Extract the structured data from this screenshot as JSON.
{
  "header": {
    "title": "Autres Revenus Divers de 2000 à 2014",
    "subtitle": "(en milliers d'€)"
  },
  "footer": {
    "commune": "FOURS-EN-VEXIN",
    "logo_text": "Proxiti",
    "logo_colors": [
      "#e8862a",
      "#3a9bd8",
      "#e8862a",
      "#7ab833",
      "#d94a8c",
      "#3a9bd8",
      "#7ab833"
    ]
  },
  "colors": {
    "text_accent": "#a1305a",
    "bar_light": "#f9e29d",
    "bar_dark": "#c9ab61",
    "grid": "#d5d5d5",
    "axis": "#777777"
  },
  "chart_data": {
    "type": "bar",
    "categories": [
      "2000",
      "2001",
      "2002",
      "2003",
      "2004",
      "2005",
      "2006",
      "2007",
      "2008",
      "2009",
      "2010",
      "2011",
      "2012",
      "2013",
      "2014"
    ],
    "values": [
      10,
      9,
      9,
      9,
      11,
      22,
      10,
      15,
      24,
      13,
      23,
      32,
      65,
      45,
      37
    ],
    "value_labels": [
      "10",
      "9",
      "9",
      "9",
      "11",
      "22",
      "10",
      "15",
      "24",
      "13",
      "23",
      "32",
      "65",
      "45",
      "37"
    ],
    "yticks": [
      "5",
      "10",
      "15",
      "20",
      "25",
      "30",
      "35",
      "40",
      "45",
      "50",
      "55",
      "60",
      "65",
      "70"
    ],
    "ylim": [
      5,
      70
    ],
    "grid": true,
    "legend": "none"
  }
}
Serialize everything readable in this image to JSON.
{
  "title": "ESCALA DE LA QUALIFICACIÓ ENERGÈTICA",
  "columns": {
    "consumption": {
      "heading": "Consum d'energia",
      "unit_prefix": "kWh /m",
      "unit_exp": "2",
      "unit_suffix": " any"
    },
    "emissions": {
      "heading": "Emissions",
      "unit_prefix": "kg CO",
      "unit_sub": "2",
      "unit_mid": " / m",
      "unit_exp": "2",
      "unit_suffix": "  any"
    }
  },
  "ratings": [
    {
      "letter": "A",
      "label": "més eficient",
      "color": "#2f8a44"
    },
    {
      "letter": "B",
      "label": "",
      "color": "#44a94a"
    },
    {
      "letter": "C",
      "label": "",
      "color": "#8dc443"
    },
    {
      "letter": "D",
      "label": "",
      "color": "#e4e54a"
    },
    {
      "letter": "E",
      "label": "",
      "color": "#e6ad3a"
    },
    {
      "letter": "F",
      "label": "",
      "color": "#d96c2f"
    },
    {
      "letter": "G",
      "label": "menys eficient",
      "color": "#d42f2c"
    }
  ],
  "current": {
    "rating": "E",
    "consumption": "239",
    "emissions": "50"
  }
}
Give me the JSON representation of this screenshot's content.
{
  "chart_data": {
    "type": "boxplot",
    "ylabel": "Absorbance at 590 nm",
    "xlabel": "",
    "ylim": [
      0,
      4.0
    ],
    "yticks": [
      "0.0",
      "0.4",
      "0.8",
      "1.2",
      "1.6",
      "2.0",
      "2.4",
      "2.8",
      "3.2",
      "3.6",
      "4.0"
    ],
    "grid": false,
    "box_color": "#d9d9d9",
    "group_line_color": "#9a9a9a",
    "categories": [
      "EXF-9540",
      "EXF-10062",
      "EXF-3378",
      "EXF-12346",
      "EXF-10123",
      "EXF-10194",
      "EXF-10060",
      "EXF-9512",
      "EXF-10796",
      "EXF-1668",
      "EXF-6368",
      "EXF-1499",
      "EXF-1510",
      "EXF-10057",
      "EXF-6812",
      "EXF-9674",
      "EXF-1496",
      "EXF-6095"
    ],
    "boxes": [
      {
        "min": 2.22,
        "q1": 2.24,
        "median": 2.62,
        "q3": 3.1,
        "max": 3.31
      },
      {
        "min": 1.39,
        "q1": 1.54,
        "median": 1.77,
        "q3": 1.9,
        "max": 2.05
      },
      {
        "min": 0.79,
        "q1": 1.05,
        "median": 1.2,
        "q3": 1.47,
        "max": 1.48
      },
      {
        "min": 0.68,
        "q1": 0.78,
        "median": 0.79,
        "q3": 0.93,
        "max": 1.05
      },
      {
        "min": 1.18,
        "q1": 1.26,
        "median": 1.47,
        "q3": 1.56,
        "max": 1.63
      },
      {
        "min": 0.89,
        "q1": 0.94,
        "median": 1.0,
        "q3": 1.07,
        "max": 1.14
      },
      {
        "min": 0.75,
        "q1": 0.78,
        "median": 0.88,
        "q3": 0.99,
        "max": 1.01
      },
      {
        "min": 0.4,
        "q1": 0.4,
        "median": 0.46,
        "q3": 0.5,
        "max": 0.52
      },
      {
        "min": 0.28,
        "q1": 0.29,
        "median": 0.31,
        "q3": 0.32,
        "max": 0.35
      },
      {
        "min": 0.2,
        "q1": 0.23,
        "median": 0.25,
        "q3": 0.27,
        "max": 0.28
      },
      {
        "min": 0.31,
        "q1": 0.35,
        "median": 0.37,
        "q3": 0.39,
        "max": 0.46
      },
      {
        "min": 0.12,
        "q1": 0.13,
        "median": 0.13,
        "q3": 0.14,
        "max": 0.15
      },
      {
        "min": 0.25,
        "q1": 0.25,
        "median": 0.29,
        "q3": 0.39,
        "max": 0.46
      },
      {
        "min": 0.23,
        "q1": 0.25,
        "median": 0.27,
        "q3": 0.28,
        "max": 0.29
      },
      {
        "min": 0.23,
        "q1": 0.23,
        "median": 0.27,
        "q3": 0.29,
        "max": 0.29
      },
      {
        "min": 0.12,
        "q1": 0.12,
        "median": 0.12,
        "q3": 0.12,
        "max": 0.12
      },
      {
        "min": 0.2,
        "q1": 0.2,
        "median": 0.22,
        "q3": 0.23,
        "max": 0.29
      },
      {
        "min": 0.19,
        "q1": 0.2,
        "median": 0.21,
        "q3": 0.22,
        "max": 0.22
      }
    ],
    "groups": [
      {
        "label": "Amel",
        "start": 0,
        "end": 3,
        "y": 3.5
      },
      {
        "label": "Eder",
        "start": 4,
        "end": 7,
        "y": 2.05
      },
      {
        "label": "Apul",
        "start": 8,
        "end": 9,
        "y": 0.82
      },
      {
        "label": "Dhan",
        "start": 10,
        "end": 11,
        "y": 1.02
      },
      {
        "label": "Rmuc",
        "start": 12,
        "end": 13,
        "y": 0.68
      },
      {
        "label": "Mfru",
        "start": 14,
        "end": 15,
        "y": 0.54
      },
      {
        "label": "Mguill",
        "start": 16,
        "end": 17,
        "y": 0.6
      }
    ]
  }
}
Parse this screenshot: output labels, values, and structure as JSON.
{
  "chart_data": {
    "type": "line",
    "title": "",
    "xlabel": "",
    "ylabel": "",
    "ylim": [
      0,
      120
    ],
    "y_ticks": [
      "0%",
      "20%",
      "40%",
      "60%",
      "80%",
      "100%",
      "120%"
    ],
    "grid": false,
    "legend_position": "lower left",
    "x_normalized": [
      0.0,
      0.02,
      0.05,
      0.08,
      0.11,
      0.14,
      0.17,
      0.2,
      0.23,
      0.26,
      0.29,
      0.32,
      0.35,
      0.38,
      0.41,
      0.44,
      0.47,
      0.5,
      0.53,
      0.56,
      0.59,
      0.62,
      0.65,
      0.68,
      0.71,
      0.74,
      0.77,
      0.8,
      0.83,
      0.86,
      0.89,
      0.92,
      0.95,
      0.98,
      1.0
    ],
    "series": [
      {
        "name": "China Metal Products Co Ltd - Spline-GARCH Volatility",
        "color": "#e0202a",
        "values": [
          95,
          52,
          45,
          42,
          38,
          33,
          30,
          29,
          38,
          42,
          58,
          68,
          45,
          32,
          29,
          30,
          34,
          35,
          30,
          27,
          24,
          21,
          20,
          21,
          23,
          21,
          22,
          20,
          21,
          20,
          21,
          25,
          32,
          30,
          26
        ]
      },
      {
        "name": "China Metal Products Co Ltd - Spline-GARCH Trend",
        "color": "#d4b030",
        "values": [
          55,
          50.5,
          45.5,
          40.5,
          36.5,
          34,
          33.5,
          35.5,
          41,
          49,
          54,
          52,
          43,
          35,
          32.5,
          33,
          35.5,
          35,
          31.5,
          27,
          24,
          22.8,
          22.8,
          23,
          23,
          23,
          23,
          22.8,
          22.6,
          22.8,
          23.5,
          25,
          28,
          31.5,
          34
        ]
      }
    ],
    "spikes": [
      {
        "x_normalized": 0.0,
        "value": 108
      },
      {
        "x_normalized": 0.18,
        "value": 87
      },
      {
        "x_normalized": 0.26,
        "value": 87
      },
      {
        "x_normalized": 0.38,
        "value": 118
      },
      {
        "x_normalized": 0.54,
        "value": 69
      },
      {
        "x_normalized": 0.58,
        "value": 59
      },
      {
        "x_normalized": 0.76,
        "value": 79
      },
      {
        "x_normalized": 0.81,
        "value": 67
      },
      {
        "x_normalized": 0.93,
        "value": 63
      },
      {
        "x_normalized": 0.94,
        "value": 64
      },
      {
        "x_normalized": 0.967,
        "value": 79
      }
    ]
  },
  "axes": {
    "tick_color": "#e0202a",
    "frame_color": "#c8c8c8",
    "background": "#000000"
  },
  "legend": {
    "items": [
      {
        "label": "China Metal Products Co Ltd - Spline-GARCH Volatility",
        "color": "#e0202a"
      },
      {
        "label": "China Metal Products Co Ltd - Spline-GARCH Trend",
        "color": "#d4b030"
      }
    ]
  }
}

===============

Return all lines with the word "start" in them.

        "start": 0,
        "start": 4,
        "start": 8,
        "start": 10,
        "start": 12,
        "start": 14,
        "start": 16,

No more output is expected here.